===== SUPPLIED RECORDS =====

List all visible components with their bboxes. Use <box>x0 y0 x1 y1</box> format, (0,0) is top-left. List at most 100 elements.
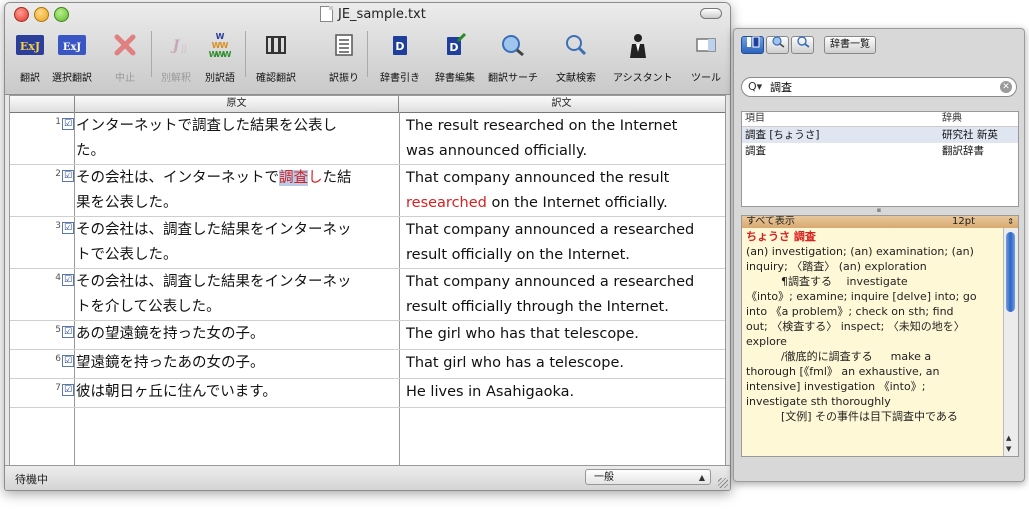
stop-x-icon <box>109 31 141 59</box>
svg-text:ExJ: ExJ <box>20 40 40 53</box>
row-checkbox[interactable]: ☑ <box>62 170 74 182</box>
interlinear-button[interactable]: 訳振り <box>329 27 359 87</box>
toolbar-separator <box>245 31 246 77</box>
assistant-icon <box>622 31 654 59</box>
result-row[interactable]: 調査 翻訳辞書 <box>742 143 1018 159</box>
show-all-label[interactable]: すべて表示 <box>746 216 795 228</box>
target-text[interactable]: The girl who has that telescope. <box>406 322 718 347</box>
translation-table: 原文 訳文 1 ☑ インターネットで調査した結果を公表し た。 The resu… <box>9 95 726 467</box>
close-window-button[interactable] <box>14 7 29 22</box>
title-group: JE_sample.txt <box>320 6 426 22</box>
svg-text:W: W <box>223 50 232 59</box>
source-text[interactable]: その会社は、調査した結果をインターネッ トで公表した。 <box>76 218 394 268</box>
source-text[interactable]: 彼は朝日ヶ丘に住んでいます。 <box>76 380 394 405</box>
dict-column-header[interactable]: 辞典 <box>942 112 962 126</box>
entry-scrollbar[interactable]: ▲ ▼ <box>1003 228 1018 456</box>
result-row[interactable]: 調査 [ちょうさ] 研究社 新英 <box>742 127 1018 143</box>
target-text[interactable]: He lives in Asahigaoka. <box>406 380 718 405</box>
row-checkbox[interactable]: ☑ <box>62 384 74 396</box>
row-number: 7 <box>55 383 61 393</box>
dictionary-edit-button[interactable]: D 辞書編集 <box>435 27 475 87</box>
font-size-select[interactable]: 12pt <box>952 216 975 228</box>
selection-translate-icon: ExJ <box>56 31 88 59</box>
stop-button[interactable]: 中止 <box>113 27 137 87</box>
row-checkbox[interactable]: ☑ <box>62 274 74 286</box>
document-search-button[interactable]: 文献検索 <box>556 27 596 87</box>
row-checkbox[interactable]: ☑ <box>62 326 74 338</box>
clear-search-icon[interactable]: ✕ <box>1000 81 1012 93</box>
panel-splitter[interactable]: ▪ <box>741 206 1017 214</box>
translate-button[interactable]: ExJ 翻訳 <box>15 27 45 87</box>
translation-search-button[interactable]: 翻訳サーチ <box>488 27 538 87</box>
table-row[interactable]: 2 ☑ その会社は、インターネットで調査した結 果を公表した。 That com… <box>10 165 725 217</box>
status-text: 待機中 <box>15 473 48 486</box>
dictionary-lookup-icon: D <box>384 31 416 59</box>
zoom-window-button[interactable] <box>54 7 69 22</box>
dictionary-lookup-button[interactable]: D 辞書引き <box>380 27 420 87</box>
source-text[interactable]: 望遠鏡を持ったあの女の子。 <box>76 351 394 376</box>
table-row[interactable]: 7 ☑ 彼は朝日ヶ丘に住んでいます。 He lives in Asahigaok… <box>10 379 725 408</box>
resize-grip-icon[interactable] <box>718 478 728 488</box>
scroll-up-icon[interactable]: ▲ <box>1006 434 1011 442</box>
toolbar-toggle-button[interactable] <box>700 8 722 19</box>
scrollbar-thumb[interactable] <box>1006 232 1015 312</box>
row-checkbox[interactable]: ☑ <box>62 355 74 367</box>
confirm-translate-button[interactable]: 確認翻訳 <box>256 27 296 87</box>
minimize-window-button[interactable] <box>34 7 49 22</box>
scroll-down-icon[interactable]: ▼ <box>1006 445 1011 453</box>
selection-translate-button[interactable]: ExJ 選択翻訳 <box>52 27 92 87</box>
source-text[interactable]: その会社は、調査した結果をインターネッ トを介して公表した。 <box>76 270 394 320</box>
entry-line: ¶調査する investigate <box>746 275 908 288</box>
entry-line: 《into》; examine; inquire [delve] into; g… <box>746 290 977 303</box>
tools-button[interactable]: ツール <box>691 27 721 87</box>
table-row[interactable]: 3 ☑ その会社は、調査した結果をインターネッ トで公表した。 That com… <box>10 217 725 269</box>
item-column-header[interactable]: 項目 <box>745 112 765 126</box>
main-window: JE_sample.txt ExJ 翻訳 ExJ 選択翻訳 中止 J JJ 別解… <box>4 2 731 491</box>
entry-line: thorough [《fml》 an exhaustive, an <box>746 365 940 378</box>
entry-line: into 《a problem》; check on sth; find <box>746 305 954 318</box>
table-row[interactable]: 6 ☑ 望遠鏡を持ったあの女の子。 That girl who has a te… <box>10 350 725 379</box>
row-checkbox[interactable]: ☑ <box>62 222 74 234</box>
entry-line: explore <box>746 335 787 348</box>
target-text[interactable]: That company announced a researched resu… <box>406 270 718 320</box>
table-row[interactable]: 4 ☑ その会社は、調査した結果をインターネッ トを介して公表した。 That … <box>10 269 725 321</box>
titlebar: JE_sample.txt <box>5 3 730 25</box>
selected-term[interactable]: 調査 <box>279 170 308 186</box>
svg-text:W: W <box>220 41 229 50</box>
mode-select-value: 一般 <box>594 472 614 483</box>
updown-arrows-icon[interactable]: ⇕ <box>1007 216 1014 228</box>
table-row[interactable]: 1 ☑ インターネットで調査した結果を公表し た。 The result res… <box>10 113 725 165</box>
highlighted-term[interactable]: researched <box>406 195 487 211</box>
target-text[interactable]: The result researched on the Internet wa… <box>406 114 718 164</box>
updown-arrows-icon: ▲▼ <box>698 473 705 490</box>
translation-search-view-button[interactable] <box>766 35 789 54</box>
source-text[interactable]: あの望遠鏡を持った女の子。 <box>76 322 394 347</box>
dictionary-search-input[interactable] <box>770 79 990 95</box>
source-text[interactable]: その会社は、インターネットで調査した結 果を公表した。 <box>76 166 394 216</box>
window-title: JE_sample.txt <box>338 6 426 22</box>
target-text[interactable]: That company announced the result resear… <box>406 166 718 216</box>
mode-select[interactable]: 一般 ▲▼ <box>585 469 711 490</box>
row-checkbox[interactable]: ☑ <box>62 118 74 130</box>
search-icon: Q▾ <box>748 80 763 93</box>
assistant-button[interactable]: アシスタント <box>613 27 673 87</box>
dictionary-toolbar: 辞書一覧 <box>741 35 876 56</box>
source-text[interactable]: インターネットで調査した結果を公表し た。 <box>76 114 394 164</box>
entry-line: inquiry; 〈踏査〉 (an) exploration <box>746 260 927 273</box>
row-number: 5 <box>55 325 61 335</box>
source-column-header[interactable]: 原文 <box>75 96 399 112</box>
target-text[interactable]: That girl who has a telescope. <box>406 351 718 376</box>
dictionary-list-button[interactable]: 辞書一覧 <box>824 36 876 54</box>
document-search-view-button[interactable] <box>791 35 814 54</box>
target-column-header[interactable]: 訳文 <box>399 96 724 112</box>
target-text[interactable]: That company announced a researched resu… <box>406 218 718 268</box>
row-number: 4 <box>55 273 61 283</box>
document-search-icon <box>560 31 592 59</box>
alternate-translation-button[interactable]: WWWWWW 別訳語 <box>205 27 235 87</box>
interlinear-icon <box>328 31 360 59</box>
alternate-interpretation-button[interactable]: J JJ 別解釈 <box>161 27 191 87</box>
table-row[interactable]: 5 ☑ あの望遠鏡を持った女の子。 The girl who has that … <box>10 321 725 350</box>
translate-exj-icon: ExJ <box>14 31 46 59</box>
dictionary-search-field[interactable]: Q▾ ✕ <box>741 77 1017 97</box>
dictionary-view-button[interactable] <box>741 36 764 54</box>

=====

TASK OBJECTIVE: Report every line in the records above that contains the word "alternate", copying each line in full.

SOLUTION TO THE EXERCISE:
alternate-translation-button[interactable]: WWWWWW 別訳語 <box>205 27 235 87</box>
alternate-interpretation-button[interactable]: J JJ 別解釈 <box>161 27 191 87</box>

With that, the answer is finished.